Exercise instructions |
Each line of the data that includes the string "SAFARI" is to be copied out.

BEGIN Record list

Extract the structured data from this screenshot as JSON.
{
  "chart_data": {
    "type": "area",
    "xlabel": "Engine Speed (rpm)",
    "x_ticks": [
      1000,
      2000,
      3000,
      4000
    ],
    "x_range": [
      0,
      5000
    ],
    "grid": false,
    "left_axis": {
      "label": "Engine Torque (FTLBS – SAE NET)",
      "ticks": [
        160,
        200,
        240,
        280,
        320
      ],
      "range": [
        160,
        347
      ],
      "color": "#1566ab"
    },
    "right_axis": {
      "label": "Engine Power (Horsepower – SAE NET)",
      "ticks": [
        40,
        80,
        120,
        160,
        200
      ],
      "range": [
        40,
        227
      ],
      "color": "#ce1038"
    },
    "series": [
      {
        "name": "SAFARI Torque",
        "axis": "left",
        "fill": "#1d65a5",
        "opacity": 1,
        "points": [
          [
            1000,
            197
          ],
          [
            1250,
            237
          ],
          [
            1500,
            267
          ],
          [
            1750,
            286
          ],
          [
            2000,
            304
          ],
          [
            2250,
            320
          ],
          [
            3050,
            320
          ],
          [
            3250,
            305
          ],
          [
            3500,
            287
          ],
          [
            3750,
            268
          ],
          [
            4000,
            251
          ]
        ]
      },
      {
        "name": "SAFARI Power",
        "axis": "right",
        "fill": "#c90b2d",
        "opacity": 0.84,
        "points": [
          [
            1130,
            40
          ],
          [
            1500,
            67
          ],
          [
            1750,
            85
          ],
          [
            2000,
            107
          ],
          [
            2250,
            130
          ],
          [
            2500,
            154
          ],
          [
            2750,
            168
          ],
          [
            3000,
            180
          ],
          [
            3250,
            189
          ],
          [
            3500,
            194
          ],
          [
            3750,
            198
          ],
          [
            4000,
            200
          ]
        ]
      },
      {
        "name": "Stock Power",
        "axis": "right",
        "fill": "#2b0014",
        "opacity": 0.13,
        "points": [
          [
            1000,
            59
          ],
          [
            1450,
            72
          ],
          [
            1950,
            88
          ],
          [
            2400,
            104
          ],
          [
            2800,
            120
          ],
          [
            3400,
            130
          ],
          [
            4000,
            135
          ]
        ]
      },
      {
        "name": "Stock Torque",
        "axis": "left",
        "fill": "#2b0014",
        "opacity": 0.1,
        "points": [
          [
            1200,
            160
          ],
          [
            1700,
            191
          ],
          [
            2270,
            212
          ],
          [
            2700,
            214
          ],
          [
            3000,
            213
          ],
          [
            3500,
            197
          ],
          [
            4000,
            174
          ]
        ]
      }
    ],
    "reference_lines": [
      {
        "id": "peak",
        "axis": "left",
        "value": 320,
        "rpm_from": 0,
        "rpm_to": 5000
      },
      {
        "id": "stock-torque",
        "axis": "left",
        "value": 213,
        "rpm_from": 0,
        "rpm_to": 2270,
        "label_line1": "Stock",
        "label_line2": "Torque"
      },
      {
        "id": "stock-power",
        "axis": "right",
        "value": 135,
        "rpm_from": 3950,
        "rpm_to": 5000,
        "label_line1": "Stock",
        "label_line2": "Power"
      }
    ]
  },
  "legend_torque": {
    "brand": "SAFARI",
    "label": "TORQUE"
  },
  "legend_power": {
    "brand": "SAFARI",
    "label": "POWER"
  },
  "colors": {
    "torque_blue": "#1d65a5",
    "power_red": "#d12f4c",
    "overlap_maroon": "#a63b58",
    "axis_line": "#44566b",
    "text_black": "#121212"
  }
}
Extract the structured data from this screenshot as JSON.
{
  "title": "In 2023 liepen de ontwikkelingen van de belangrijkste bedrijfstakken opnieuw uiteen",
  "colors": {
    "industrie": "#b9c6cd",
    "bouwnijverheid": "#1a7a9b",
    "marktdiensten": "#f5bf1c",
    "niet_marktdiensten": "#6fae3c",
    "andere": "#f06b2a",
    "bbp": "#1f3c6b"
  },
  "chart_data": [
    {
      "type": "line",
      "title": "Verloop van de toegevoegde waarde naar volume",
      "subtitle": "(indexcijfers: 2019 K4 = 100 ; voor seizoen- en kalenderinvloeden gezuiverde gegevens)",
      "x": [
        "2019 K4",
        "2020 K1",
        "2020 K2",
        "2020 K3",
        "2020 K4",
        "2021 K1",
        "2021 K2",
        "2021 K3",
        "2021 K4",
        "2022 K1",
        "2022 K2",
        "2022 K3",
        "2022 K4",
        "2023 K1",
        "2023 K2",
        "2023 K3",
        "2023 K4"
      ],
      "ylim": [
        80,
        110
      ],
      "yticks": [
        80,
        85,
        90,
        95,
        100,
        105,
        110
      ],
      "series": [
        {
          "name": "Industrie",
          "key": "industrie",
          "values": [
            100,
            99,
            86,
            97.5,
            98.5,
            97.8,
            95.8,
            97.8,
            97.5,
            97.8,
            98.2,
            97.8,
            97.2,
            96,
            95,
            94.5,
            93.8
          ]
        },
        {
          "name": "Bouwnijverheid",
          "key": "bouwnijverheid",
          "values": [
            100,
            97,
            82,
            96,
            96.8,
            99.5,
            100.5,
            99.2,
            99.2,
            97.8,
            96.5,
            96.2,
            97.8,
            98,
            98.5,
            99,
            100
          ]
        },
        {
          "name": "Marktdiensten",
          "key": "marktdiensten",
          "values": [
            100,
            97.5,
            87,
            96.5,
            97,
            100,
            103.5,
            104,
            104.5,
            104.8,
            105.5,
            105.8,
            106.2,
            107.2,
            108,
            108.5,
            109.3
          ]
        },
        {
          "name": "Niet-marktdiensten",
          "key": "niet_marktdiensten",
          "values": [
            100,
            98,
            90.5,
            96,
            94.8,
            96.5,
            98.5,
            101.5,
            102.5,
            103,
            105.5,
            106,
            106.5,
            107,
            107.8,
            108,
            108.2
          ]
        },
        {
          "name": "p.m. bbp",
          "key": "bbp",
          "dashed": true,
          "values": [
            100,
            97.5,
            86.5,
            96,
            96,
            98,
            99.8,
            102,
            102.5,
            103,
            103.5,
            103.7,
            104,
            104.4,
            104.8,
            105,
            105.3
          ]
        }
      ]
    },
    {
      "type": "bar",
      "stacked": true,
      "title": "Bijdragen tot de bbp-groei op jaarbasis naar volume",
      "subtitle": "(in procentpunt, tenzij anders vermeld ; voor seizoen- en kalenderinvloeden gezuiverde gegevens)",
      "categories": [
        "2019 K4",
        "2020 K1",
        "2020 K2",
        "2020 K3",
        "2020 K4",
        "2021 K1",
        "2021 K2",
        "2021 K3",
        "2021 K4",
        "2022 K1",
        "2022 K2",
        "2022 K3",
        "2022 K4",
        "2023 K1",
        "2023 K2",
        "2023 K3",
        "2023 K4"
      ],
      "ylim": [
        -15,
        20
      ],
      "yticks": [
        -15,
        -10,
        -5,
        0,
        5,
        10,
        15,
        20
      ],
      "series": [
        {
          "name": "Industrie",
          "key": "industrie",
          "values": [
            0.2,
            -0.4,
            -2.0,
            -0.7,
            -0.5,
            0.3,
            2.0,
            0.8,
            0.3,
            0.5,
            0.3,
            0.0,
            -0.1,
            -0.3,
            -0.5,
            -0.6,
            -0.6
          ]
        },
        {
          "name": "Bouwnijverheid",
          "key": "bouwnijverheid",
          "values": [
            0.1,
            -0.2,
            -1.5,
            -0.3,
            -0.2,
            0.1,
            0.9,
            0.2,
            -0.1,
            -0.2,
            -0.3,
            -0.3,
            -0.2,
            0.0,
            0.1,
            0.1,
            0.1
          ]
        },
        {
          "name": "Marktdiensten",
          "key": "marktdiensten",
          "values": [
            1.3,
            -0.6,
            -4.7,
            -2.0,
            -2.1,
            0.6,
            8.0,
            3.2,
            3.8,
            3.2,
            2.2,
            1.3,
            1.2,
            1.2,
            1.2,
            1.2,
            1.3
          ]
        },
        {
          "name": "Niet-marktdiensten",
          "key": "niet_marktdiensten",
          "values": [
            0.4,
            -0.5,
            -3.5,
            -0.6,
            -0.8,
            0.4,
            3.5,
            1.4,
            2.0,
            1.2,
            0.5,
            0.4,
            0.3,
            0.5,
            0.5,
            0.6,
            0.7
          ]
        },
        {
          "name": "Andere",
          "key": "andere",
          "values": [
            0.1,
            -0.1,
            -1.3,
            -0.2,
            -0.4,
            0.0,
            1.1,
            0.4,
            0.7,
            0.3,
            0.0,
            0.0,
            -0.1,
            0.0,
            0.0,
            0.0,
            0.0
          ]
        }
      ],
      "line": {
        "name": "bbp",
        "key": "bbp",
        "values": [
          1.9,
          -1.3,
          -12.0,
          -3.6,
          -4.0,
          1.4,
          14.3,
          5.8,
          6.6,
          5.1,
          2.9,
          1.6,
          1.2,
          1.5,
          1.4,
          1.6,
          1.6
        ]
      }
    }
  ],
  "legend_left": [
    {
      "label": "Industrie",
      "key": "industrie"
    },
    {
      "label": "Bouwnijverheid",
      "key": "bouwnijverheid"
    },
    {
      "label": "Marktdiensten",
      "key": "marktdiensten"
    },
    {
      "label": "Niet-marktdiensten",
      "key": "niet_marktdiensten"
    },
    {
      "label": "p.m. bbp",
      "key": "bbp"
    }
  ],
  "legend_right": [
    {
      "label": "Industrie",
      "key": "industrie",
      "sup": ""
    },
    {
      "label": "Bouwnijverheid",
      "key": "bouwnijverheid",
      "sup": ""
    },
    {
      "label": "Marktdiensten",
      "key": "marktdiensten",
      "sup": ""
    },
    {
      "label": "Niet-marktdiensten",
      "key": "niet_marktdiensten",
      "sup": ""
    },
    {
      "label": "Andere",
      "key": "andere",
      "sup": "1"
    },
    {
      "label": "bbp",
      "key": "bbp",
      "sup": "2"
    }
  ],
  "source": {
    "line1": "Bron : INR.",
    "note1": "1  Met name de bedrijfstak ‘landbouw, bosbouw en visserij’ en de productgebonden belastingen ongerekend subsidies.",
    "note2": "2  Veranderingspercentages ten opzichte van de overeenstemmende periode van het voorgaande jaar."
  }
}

END Record list
BEGIN Record list

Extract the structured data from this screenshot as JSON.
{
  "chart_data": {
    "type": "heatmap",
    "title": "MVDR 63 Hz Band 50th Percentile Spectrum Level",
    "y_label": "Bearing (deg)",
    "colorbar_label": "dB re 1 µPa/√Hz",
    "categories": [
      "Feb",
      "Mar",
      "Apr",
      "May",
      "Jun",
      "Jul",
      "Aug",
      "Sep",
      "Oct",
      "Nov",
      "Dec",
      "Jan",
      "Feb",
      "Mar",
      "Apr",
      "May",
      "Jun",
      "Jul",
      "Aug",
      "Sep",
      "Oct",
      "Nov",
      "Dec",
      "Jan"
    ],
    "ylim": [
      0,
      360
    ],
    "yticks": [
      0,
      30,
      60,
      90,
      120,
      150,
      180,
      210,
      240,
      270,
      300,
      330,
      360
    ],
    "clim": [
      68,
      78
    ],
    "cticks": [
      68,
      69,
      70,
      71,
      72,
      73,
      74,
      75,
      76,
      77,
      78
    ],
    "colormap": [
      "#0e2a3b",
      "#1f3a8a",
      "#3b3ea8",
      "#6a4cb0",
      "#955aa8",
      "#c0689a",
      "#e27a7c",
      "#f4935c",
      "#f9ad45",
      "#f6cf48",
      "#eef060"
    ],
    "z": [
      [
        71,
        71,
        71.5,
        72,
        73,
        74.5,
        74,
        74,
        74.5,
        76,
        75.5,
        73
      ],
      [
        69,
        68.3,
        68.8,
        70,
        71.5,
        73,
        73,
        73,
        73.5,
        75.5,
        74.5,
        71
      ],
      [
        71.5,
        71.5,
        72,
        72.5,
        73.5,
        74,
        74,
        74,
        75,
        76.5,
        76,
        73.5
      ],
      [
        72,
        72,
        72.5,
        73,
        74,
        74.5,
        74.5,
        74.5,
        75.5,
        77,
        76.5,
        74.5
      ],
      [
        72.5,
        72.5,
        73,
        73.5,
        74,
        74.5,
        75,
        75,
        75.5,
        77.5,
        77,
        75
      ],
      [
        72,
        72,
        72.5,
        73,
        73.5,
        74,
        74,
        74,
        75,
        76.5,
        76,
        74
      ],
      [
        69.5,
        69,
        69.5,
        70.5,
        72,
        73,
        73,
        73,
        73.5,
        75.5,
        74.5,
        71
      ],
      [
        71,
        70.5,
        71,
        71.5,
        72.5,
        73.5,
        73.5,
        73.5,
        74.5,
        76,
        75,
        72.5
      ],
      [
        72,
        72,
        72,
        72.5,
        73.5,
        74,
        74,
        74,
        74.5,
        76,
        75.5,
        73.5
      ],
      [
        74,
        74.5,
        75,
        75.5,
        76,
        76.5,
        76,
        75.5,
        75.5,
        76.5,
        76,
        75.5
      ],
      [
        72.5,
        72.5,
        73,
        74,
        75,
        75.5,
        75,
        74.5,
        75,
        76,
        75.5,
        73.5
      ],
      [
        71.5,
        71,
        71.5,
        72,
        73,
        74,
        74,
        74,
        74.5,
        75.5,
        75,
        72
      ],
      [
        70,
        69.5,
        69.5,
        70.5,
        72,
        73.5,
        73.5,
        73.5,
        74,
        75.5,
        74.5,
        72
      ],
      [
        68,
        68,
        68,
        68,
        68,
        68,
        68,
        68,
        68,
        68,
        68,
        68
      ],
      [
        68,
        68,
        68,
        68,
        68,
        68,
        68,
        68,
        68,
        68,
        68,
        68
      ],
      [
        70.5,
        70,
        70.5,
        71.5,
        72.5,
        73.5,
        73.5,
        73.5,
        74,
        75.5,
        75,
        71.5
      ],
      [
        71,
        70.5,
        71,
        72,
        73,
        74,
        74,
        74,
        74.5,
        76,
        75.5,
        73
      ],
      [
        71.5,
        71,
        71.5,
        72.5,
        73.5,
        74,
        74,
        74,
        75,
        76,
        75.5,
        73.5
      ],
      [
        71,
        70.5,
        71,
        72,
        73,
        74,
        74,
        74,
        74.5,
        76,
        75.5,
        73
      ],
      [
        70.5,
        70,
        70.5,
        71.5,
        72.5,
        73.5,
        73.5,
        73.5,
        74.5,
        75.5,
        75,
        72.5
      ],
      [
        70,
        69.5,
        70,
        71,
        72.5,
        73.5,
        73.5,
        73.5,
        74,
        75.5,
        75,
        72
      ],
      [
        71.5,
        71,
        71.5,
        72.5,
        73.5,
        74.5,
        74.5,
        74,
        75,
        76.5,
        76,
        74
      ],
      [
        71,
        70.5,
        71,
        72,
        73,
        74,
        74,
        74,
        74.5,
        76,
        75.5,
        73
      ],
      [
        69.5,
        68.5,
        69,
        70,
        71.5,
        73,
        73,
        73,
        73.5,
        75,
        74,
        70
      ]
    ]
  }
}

END Record list

Reply to the exercise |
        "name": "SAFARI Torque",
        "name": "SAFARI Power",
    "brand": "SAFARI",
    "brand": "SAFARI",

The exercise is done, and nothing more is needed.